● **RECORDED DATA**:

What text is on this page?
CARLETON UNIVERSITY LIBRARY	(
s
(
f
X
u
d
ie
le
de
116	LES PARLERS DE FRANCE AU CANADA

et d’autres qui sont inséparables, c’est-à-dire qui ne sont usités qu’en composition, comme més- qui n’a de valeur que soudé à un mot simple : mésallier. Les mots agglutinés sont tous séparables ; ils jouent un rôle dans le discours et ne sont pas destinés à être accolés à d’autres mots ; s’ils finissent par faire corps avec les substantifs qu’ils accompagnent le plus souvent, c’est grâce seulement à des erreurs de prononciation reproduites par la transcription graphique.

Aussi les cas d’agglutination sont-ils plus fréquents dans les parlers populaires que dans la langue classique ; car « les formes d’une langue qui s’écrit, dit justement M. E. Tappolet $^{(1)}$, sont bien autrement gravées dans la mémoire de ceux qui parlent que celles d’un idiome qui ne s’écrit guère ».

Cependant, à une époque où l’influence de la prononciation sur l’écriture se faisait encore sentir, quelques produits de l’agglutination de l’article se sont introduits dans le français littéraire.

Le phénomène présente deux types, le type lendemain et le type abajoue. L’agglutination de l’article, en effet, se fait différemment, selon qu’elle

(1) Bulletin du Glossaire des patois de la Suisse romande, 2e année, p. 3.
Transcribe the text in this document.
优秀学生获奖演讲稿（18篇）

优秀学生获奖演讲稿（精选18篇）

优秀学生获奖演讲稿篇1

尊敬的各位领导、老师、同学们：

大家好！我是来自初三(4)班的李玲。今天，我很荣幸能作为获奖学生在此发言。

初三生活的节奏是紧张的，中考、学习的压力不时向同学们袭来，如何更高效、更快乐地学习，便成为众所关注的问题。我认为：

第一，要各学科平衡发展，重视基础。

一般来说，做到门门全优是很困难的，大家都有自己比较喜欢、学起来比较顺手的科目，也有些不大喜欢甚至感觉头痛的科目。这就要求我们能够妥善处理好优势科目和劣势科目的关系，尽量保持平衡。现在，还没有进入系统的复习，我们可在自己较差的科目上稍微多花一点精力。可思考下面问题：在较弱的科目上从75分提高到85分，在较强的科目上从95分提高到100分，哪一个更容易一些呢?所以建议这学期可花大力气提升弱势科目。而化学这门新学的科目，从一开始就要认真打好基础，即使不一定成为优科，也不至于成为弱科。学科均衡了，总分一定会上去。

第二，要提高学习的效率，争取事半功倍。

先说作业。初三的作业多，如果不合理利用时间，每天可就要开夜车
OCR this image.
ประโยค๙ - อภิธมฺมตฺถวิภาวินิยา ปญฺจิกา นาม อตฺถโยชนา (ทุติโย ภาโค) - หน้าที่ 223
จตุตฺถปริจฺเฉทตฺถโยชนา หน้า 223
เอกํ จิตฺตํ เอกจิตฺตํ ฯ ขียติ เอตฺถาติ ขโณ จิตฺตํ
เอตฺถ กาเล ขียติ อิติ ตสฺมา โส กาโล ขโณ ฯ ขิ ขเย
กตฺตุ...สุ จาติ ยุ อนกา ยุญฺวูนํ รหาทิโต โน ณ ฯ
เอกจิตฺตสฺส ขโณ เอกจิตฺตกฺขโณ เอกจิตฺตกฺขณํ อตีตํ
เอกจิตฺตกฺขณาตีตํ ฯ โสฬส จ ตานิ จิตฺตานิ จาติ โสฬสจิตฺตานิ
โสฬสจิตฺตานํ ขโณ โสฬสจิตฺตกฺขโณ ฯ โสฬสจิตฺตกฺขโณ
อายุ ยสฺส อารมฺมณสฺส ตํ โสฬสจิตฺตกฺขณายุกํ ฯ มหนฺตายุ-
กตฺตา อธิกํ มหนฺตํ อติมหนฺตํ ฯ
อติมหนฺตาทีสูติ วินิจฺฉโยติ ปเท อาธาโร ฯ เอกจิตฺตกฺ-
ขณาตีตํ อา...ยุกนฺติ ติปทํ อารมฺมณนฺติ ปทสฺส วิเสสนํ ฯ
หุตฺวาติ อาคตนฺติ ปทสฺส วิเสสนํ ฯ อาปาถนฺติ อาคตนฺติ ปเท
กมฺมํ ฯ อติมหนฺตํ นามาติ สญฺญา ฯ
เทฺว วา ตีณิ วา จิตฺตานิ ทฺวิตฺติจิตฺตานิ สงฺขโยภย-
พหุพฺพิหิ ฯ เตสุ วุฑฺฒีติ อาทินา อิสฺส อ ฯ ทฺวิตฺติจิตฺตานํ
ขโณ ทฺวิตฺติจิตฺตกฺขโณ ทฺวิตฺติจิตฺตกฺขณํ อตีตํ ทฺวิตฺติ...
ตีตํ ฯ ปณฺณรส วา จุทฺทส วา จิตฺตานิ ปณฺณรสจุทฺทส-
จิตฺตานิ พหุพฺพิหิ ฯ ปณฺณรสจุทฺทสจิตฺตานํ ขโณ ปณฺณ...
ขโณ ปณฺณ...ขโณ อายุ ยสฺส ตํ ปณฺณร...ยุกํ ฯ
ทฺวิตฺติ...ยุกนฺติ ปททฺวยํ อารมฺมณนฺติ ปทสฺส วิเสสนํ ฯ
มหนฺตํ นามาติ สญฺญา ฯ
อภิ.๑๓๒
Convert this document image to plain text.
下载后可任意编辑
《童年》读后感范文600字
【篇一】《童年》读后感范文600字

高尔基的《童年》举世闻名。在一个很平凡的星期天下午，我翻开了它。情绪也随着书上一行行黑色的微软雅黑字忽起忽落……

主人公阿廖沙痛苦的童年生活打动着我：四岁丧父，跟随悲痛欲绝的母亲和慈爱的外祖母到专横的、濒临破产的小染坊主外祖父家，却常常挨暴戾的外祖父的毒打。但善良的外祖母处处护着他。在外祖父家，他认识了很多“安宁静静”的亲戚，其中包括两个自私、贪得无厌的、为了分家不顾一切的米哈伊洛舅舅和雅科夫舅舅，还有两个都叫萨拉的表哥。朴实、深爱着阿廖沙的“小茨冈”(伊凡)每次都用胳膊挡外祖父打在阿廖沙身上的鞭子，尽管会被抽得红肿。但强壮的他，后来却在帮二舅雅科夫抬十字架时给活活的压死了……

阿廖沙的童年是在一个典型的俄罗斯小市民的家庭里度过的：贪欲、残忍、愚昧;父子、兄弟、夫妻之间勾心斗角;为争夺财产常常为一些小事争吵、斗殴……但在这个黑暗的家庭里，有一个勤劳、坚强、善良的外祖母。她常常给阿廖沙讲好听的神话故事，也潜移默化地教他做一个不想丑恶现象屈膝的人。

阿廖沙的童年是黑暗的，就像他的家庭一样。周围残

● **WHAT IS ASKED**: Check every line in the material above for the string "ถโยชนา", then give only the number of lines that have it.

● **RESPONSE TO THIS TASK**: 2